Ricopia il brano sulle Friedrichstadtpassagen a partire dalle parole "Risale a quel" e fermati dopo "Lafayette di Parigi.".

**Brano selezionato**
= = =

Risale a quel periodo la costruzione di una gigantesco trio di edifici commerciali, le cosiddette Friedrichstadtpassagen: tre grandi isolati che costeggiano la Friedrichstrasse tra Mohrenstrasse e Französische Strasse, firmati da nomi di prestigio del gotha dell’architettura internazionale e collegati tra loro da un passaggio pedonale sotterraneo. Partendo dal Quartier 205, le cui linee austere rimandano alla passione per le forme squadrate del suo autore Oswald Matthias Ungers, si prosegue col Quartier 206, reinterpretazione post-moderna del glamour Art-Deco degli anni venti ad opera di Pei Cobb Freed & Partners. Chiude l’ensemble il Quartier 207, firmato dall’archistar francese Jean Nouvel e destinato al momento della sua costruzione a ospitare per l’appunto la prima depandance estera delle famose Galeries Lafayette di Parigi.

= = =

**Informazioni mostrate**

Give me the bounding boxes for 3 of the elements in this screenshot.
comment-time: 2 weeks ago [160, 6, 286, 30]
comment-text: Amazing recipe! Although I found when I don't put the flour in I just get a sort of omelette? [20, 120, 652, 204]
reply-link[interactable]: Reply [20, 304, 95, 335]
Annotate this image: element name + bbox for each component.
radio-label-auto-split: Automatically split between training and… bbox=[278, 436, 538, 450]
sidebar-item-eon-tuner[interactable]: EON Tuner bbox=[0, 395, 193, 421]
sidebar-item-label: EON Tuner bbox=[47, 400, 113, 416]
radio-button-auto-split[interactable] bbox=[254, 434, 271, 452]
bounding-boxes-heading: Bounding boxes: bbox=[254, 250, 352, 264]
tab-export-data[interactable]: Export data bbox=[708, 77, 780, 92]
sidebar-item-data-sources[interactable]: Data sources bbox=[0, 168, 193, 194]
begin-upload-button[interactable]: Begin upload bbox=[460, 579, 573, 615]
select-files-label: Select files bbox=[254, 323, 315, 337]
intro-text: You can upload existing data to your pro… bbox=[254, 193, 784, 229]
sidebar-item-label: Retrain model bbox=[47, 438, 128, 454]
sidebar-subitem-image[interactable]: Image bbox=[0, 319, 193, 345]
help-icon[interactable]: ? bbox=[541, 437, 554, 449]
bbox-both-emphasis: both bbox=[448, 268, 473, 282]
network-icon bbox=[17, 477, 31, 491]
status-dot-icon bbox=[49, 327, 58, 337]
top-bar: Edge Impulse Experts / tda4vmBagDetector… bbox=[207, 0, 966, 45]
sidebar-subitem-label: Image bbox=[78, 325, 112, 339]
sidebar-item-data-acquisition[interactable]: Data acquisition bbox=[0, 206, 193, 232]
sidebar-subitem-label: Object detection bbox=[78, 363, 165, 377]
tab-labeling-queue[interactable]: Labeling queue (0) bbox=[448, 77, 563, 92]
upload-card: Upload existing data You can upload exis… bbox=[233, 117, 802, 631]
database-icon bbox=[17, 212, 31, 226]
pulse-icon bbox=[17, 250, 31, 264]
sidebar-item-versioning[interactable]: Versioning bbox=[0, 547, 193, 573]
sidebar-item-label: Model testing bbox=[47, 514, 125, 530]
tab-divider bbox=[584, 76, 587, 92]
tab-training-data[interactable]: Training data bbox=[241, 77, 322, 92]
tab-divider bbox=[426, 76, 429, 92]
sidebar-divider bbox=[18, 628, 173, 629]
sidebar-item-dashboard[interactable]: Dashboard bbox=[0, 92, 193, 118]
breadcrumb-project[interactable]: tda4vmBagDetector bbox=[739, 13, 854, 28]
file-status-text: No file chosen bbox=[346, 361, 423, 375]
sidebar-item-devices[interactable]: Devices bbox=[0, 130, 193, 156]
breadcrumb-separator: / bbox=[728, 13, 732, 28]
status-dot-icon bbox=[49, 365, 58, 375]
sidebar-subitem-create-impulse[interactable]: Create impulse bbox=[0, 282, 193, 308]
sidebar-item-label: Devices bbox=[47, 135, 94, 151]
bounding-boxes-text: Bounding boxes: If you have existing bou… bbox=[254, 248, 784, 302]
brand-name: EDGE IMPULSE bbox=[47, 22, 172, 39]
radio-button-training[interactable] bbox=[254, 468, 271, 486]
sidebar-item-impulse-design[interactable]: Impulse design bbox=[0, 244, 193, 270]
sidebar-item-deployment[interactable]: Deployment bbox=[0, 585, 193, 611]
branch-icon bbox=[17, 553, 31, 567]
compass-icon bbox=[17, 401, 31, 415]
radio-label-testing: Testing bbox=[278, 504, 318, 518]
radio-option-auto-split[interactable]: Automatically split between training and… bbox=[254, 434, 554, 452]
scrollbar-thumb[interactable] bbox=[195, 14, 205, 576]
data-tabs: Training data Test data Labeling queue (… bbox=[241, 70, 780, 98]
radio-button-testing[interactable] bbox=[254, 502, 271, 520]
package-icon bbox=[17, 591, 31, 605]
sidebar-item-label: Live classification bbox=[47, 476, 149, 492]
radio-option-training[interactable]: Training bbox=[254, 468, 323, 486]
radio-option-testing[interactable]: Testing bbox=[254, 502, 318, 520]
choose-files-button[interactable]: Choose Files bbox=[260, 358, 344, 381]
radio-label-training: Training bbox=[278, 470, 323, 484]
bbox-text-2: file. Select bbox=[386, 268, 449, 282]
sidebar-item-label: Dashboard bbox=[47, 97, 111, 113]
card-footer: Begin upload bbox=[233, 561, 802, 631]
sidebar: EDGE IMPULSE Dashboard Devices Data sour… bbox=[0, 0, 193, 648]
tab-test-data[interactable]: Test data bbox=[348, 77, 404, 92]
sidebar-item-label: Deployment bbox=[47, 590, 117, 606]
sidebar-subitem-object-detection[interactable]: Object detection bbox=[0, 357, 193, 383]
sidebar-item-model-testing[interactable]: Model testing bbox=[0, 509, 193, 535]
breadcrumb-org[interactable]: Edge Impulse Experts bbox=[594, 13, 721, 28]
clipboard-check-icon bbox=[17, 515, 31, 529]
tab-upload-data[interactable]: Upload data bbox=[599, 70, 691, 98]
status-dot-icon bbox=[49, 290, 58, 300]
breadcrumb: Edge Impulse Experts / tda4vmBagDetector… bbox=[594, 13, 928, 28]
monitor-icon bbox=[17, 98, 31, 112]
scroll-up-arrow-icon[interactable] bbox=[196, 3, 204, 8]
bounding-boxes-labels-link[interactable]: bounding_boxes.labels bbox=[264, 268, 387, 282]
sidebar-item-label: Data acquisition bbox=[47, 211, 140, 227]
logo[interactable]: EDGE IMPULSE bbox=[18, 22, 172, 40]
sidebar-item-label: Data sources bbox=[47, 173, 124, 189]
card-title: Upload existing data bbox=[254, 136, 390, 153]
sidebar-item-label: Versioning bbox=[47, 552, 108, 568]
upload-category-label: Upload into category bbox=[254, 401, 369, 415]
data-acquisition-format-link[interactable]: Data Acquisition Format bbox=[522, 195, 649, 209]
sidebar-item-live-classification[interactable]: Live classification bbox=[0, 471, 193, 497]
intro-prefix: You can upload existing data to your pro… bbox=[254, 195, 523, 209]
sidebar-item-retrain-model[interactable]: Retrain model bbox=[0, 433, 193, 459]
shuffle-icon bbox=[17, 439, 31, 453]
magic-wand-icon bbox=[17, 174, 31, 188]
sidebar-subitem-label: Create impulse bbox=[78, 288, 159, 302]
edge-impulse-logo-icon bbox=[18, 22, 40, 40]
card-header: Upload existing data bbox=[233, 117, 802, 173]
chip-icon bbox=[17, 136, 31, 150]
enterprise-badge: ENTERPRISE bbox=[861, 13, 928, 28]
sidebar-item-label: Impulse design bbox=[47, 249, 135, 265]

= = =

**Soluzione del compito**
Risale a quel periodo la costruzione di una gigantesco trio di edifici commerciali, le cosiddette Friedrichstadtpassagen: tre grandi isolati che costeggiano la Friedrichstrasse tra Mohrenstrasse e Französische Strasse, firmati da nomi di prestigio del gotha dell’architettura internazionale e collegati tra loro da un passaggio pedonale sotterraneo. Partendo dal Quartier 205, le cui linee austere rimandano alla passione per le forme squadrate del suo autore Oswald Matthias Ungers, si prosegue col Quartier 206, reinterpretazione post-moderna del glamour Art-Deco degli anni venti ad opera di Pei Cobb Freed & Partners. Chiude l’ensemble il Quartier 207, firmato dall’archistar francese Jean Nouvel e destinato al momento della sua costruzione a ospitare per l’appunto la prima depandance estera delle famose Galeries Lafayette di Parigi.